- **BRANO**:
Procedimento disciplinare - Impedimento.
L'impedimento del professionista a comparire dinanzi al C.d.O. nell'ambito di un
procedimento disciplinare non può ritenersi sussistente qualora sia sorretto da un
certificato medico che non contenga l'affermazione di una patologia e l'impossibilità di
spostarsi e partecipare al dibattimento, ma faccia riferimento alla generica necessità di
esami e controlli medici.
(Consiglio naz. forense, 25 marzo 2003, n. 23).
Procedimento disciplinare - Prescrizione.
Il procedimento disciplinare è autonomo rispetto al procedimento penale, sicché la
sussistenza di un procedimento penale non obbliga alla sospensione del procedimento
disciplinare istauratosi per lo stesso fatto, né impedisce il decorso del termine di
prescrizione quinquennale dell'illecito disciplinare.
Gli atti interruttivi della prescrizione verificatisi durante la fase amministrativa, davanti al
C.d.O., producono soltanto effetti istantanei e dal verificarsi degli stessi comincia a
decorrere un nuovo termine quinquennale di prescrizione. (Sono atti interruttivi ad effetti
istantanei: la notifica della delibera di apertura del procedimento disciplinare, la notifica del
capo di incolpazione completo, la notifica del decreto di citazione per il dibattimento e la
notifica della decisione). (Nella specie è stata dichiarata la prescrizione perché, dopo la
delibera di apertura del procedimento disciplinare, erano trascorsi più di cinque anni senza
che nessun atto interruttivo fosse stato posto in essere dal C.d.O., non essendo il termine
prescrizionale automaticamente sospeso dalla presenza di un procedimento penale aperto
per lo stesso fatto).

- **DATI FORNITI**:

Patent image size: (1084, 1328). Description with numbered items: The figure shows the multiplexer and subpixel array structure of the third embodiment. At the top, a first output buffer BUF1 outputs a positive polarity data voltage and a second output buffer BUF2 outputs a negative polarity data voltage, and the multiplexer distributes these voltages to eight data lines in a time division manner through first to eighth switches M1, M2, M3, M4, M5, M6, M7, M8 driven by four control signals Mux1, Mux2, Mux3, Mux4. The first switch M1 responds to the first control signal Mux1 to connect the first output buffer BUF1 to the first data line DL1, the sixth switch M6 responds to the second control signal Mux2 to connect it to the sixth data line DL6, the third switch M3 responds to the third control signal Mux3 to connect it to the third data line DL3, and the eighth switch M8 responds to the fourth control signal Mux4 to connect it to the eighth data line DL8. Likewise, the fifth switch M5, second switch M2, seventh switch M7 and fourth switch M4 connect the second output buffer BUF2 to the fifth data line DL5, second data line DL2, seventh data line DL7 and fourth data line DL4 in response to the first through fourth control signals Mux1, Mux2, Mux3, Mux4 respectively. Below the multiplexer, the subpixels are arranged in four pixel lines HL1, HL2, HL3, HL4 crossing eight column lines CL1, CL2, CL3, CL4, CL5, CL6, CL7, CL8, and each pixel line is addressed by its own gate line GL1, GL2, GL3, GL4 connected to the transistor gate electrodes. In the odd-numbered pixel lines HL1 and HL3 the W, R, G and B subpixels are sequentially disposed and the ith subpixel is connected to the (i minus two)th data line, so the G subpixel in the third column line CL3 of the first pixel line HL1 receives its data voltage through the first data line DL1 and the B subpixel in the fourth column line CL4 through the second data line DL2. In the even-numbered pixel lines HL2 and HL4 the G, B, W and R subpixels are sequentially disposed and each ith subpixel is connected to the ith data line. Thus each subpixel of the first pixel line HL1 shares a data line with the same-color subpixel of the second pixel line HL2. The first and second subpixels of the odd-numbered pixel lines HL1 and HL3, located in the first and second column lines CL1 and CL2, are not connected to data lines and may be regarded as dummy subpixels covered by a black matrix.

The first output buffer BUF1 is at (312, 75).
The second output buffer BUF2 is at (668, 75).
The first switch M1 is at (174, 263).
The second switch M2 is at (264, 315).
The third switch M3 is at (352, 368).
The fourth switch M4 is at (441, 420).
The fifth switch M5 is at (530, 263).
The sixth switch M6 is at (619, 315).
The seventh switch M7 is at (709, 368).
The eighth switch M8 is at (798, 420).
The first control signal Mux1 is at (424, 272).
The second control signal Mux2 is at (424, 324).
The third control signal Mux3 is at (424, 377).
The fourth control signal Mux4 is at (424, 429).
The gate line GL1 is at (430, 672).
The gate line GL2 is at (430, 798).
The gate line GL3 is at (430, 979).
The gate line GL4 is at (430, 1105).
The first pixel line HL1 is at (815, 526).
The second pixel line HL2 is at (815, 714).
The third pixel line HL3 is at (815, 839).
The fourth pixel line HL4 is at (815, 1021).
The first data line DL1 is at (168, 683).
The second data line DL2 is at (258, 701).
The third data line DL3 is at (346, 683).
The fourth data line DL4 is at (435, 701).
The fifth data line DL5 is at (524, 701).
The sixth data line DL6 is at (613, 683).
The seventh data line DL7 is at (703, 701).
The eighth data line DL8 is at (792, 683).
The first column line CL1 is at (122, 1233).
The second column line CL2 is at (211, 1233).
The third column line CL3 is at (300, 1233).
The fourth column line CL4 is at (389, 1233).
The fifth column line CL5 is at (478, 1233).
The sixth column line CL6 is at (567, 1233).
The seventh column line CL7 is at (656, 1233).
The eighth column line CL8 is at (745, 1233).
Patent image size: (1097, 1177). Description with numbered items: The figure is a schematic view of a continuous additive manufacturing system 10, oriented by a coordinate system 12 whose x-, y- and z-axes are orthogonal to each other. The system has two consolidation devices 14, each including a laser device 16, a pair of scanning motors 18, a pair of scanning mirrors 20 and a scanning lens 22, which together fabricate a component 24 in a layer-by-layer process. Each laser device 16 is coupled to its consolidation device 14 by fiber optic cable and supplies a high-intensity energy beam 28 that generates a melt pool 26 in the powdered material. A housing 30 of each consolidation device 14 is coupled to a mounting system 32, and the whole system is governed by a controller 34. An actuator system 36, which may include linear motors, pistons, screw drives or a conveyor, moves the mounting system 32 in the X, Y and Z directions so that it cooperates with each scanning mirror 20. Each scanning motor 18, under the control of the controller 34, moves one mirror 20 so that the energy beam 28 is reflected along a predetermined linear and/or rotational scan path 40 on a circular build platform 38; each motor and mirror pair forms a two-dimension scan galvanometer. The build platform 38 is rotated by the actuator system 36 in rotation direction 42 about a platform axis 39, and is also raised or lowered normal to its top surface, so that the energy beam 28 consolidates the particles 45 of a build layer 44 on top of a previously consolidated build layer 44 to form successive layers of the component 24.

- **VERIFICA LA COMPRENSIONE**:
A. Stabilisci se ciascuna affermazione concorda con le massime sul procedimento disciplinare, rispondendo sì o no e citando alla lettera le parole decisive del brano: (i) un certificato medico che richiama solo la generica necessità di esami e controlli basta a provare l'impedimento del professionista; (ii) un procedimento penale aperto per lo stesso fatto non obbliga a sospendere il procedimento disciplinare; (iii) la notifica della decisione è tra gli atti interruttivi ad effetti istantanei.
B. Scrivi il seguito delle massime sul procedimento disciplinare, a partire dall'ultima frase riportata.

- **RISPOSTE AI COMPITI**:
A.
(i) No: «non può ritenersi sussistente qualora sia sorretto da un certificato medico che non contenga l'affermazione di una patologia».
(ii) Sì: «la sussistenza di un procedimento penale non obbliga alla sospensione del procedimento disciplinare».
(iii) Sì: «Sono atti interruttivi ad effetti istantanei: la notifica della delibera di apertura del procedimento disciplinare, la notifica del capo di incolpazione completo, la notifica del decreto di citazione per il dibattimento e la notifica della decisione».

B.
L'azione disciplinare si prescrive nel termine di cinque anni dalla commissione del fatto
disciplinarmente rilevante, a nulla rilevando, per il principio dell'autonomia dei due
procedimenti, l'eventuale apertura, nel predetto termine, del procedimento penale, ove non
sia stato aperto e concluso il procedimento disciplinare.
L'azione disciplinare si prescrive in cinque anni dalla commissione del fatto se questo
integra una violazione deontologica di carattere istantaneo, che si consuma e si esaurisce
nel momento in cui la stessa viene posta in essere. Ove invece la violazione deontologica
risulti integrata da una condotta protrattasi nel tempo, la decorrenza del termine ha inizio
dalla data di cessazione della condotta medesima. (Tale deve essere considerata la
latitanza il cui stato permane, come disposto dall'art. 296 c.p.p., fino a che il
provvedimento che vi ha dato causa sia revocato, perda efficacia, ovvero si siano estinti il
reato o la pena per cui il provvedimento era stato emesso, o ancora l'estradato sia
consegnato all'autorità richiedente).
(Consiglio naz. forense, 21 febbraio 2003, n. 8).
Procedimento disciplinare - Sospensione cautelare.
La sospensione cautelare non ha natura di mera sanzione disciplinare ma è un
provvedimento precauzionale e per la sua applicazione non è necessario che il C.d.O.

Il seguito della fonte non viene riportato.